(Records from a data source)
========================

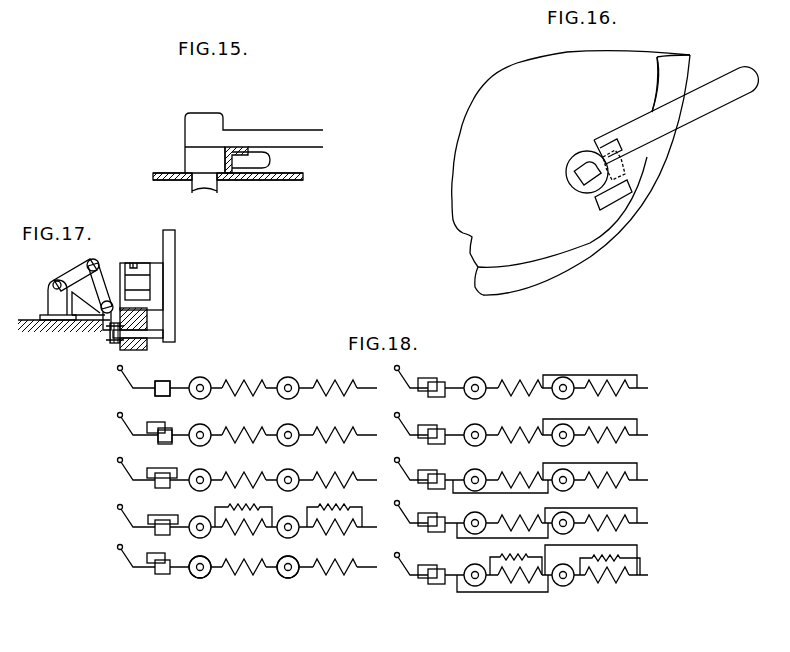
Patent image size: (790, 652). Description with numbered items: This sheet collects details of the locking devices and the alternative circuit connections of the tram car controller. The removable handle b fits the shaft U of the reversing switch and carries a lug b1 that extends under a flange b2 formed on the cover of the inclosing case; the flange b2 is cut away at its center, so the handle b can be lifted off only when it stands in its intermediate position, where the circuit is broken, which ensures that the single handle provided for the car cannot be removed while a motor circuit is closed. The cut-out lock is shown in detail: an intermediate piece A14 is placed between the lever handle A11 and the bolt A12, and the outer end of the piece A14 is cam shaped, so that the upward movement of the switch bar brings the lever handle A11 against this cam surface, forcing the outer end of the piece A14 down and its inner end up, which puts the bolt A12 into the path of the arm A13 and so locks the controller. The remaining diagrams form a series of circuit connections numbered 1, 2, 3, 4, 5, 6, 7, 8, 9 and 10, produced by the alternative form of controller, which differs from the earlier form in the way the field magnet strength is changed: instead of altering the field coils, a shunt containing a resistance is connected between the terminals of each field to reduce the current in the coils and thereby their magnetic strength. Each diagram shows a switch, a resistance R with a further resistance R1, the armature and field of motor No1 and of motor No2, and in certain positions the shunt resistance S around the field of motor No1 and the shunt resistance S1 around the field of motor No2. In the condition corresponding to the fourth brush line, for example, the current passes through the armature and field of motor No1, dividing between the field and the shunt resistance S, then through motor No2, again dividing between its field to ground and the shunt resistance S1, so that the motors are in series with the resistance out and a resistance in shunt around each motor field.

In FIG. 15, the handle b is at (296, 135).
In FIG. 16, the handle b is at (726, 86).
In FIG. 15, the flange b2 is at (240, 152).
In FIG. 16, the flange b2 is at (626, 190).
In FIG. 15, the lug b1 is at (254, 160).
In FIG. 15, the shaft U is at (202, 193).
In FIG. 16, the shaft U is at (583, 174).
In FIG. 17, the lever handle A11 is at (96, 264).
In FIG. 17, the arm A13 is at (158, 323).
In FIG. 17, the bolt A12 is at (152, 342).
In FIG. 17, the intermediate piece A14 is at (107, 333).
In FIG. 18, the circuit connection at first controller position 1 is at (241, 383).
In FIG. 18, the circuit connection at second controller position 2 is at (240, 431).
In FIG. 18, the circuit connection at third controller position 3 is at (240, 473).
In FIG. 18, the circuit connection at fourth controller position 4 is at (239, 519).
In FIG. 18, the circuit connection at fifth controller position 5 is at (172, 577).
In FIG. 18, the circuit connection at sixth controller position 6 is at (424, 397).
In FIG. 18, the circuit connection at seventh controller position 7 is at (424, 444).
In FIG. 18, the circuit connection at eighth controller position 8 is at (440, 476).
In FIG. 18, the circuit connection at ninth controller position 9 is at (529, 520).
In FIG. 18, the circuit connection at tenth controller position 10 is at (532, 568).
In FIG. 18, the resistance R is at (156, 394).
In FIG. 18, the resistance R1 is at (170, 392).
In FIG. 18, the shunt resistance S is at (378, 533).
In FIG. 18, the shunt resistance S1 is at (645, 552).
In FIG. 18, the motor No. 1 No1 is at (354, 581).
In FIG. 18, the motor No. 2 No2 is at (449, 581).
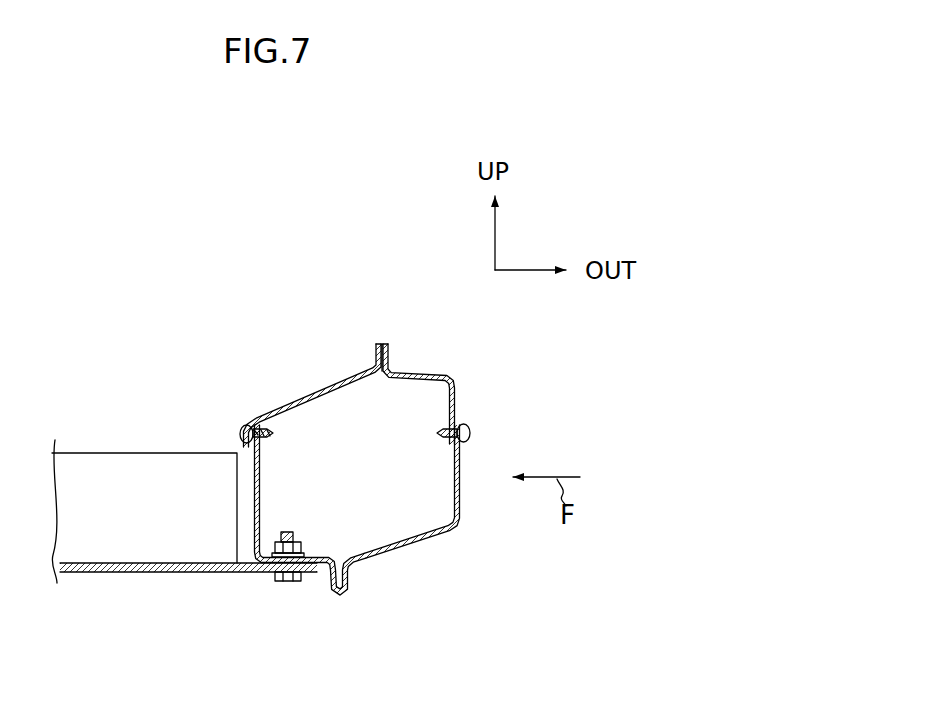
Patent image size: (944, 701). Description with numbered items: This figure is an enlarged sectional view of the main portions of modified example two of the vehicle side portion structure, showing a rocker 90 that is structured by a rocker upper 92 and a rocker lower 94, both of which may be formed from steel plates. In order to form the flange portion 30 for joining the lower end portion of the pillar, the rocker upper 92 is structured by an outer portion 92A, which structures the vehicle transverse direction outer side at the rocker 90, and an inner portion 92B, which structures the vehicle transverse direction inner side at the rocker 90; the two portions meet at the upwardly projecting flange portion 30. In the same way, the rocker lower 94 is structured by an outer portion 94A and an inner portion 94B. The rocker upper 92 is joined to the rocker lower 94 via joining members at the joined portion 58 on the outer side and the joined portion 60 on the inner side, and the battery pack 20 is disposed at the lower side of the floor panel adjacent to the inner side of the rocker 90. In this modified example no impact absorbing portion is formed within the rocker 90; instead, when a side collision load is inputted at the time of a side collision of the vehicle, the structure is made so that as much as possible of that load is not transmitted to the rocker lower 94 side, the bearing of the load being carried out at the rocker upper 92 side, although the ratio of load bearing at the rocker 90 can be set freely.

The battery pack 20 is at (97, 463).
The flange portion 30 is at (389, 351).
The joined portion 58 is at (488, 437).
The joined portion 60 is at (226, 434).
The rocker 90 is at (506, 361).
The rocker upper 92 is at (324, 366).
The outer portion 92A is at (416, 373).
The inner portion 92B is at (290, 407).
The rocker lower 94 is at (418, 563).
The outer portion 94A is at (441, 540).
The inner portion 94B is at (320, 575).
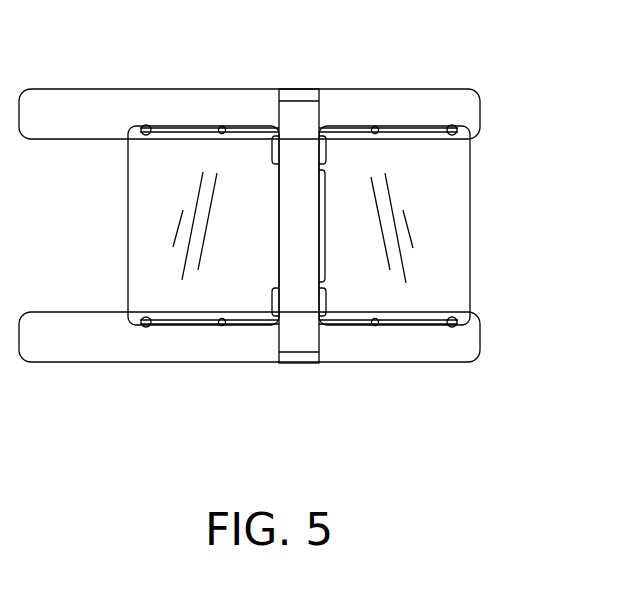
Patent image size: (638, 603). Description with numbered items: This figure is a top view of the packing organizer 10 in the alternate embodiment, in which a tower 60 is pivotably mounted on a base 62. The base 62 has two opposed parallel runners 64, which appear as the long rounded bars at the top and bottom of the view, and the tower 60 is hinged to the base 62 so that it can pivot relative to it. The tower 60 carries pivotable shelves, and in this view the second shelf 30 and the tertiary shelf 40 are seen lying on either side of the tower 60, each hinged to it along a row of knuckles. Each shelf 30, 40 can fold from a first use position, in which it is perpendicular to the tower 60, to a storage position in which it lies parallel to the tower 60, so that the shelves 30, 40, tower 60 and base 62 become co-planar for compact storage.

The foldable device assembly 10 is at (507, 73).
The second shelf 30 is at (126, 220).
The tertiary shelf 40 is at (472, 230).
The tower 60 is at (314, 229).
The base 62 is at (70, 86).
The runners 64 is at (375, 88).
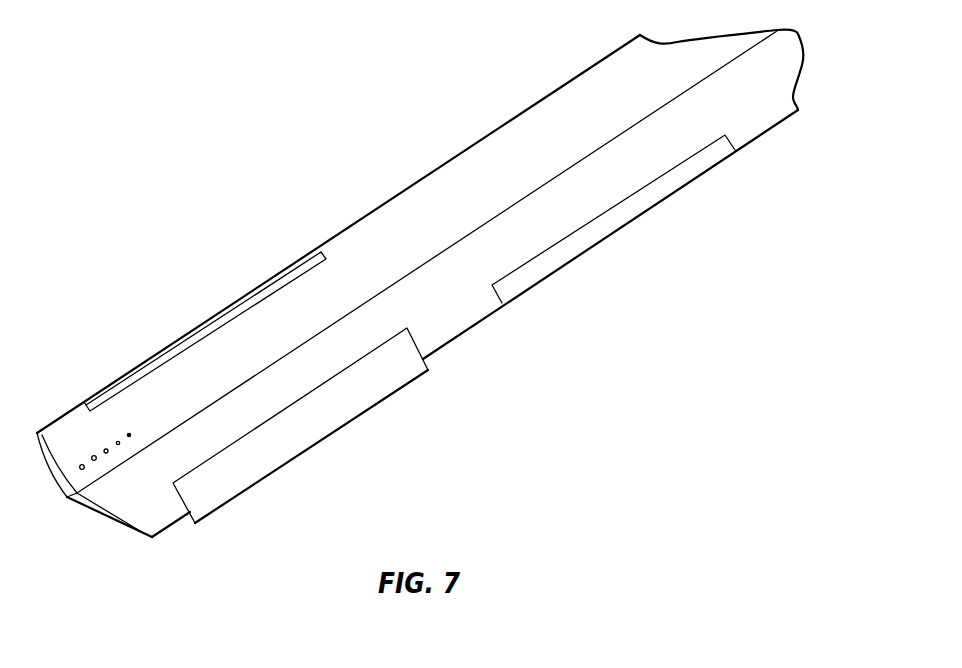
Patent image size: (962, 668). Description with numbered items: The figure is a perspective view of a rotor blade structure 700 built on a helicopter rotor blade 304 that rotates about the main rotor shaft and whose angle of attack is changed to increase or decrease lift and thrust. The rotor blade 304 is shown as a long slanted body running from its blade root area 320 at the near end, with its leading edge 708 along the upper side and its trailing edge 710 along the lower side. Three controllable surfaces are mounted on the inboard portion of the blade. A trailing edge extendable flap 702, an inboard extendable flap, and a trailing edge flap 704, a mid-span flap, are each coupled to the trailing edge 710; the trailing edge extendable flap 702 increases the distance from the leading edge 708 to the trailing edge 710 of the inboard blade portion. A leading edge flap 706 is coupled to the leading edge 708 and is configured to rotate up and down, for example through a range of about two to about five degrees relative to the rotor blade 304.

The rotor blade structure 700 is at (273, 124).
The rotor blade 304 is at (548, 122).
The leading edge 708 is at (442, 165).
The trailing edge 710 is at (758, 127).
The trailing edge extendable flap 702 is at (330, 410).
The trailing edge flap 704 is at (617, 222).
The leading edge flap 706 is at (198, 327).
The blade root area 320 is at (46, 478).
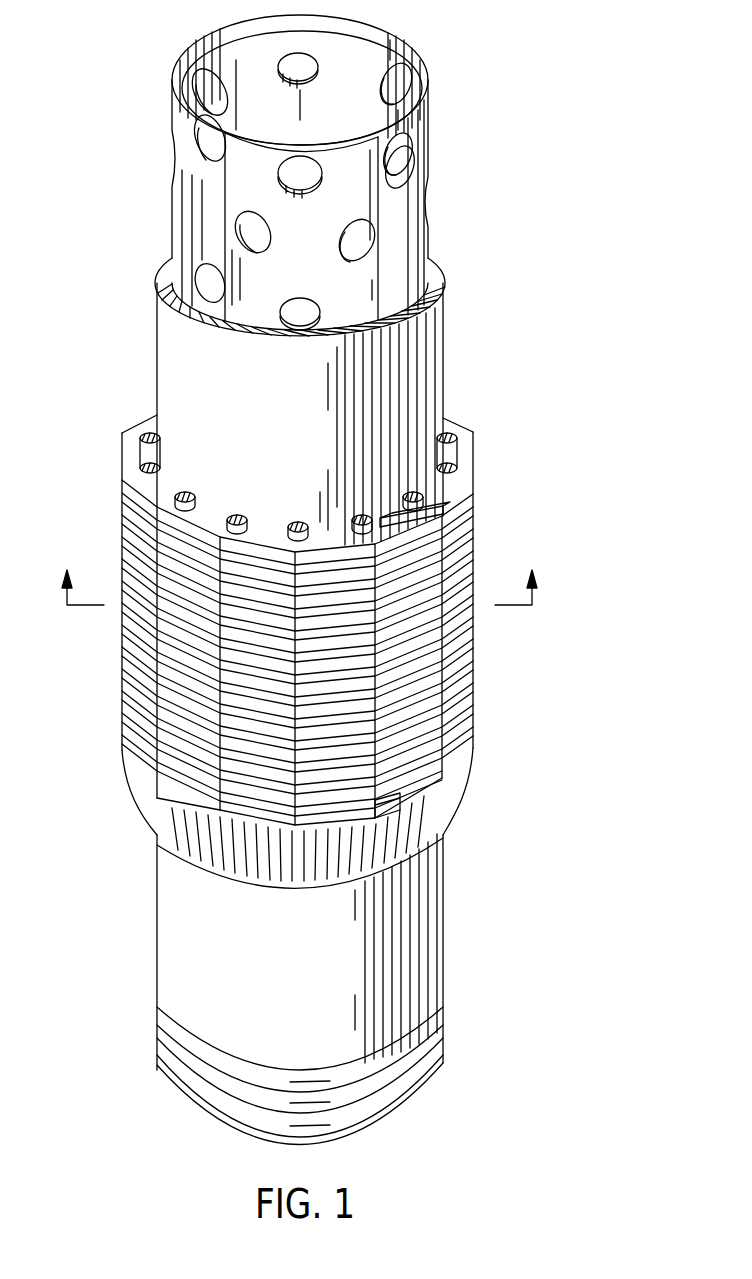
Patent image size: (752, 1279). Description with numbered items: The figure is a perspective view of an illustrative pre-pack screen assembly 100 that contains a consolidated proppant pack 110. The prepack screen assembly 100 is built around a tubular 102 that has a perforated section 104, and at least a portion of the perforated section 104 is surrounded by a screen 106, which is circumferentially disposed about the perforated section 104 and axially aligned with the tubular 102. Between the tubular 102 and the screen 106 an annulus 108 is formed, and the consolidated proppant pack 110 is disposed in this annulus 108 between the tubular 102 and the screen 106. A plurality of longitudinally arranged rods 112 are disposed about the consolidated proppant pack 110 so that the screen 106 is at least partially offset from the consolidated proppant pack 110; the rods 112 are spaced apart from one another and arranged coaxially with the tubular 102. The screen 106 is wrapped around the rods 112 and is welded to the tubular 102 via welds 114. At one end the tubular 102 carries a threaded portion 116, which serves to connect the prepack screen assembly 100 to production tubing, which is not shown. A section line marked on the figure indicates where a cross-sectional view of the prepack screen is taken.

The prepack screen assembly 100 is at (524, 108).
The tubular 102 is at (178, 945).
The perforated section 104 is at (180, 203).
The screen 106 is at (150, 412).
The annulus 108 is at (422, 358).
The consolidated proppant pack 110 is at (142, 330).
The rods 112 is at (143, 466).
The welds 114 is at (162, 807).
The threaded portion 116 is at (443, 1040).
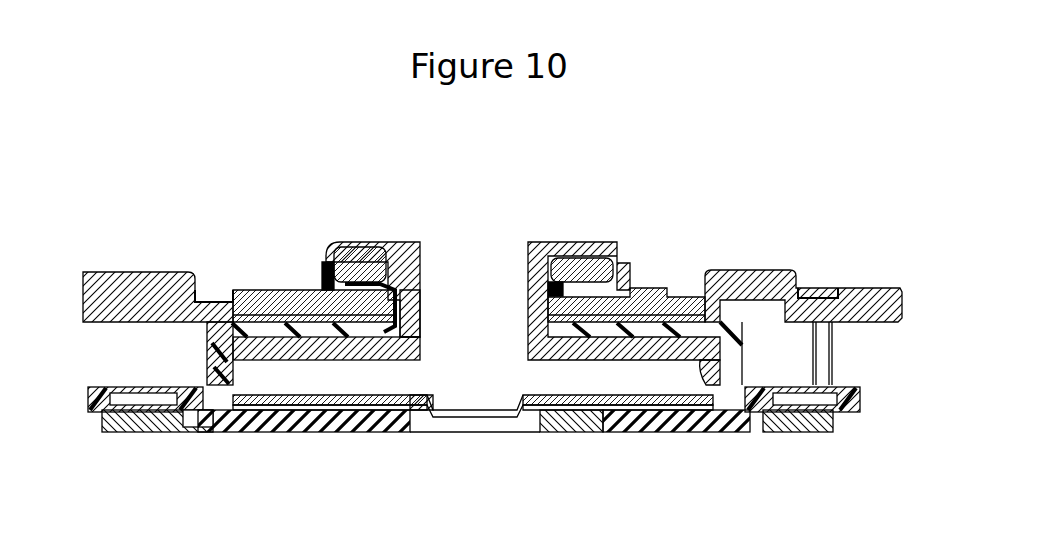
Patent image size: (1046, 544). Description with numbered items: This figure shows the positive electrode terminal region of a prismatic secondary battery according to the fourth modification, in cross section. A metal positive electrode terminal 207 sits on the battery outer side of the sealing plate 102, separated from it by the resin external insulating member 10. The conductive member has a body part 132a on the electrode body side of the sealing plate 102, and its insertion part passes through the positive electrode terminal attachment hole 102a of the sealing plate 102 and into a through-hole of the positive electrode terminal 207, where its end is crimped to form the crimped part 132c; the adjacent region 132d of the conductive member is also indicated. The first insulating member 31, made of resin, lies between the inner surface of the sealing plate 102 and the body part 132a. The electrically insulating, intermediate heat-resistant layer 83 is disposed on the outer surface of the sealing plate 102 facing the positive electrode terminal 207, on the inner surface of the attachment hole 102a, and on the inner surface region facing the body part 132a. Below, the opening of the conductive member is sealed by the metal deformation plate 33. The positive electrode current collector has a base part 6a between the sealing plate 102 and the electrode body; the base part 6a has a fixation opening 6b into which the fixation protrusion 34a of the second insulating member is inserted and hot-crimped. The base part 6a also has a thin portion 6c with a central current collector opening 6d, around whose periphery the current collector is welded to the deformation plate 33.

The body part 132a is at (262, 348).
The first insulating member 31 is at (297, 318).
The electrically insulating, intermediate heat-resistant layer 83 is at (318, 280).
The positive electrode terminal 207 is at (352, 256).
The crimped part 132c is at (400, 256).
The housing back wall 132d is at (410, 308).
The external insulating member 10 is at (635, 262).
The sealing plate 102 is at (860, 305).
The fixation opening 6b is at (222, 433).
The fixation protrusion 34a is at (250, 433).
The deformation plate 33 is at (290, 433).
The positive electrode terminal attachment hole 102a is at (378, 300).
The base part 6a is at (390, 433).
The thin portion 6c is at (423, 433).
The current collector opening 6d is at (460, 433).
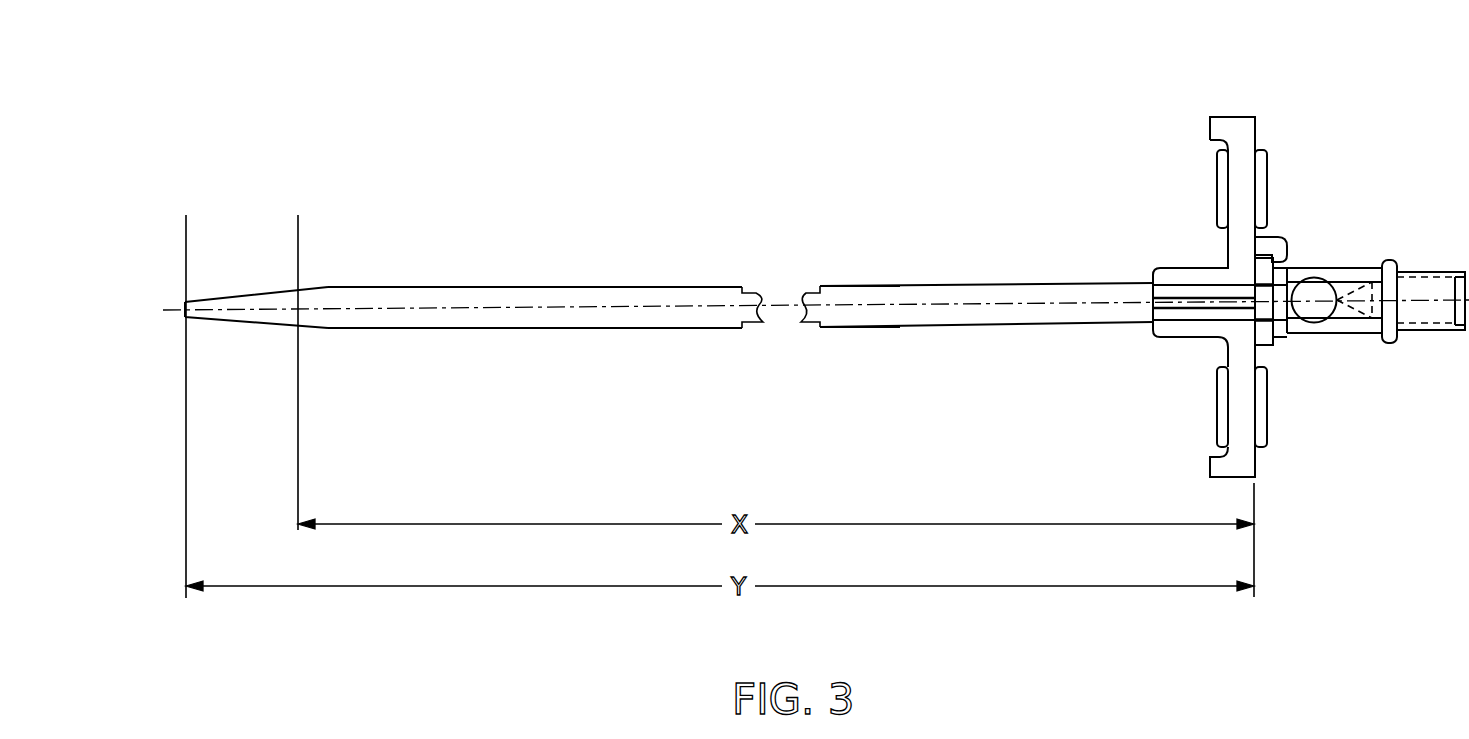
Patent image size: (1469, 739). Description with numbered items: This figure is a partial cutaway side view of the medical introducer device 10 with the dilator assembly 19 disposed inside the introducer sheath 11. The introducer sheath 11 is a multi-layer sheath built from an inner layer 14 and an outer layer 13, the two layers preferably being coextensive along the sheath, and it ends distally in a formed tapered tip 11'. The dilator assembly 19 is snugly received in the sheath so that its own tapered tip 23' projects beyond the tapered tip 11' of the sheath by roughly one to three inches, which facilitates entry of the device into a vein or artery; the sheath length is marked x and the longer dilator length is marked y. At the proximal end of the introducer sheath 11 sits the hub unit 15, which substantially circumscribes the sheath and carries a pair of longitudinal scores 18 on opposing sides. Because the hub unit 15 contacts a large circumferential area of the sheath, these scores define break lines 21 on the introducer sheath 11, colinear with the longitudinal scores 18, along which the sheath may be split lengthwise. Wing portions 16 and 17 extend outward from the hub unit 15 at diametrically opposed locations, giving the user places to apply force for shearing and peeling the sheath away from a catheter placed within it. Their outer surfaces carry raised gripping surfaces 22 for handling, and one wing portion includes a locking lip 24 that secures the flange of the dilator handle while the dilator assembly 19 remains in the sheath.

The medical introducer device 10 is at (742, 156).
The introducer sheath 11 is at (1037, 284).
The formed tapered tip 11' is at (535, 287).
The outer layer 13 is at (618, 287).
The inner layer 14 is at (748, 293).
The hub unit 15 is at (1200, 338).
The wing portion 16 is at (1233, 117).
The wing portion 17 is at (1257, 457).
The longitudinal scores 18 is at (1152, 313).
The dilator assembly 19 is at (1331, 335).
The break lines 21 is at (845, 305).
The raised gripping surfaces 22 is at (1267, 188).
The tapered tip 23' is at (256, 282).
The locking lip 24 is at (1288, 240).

========================

• Problem: Duplicate the lines running from the line that contains "Patent image size: (638, 603)." through the line that contains "The tower 60 is at (314, 229).", including both of those lines.

• Solution to the problem:
Patent image size: (638, 603). Description with numbered items: This figure is a top view of the packing organizer 10 in the alternate embodiment, in which a tower 60 is pivotably mounted on a base 62. The base 62 has two opposed parallel runners 64, which appear as the long rounded bars at the top and bottom of the view, and the tower 60 is hinged to the base 62 so that it can pivot relative to it. The tower 60 carries pivotable shelves, and in this view the second shelf 30 and the tertiary shelf 40 are seen lying on either side of the tower 60, each hinged to it along a row of knuckles. Each shelf 30, 40 can fold from a first use position, in which it is perpendicular to the tower 60, to a storage position in which it lies parallel to the tower 60, so that the shelves 30, 40, tower 60 and base 62 become co-planar for compact storage.

The foldable device assembly 10 is at (507, 73).
The second shelf 30 is at (126, 220).
The tertiary shelf 40 is at (472, 230).
The tower 60 is at (314, 229).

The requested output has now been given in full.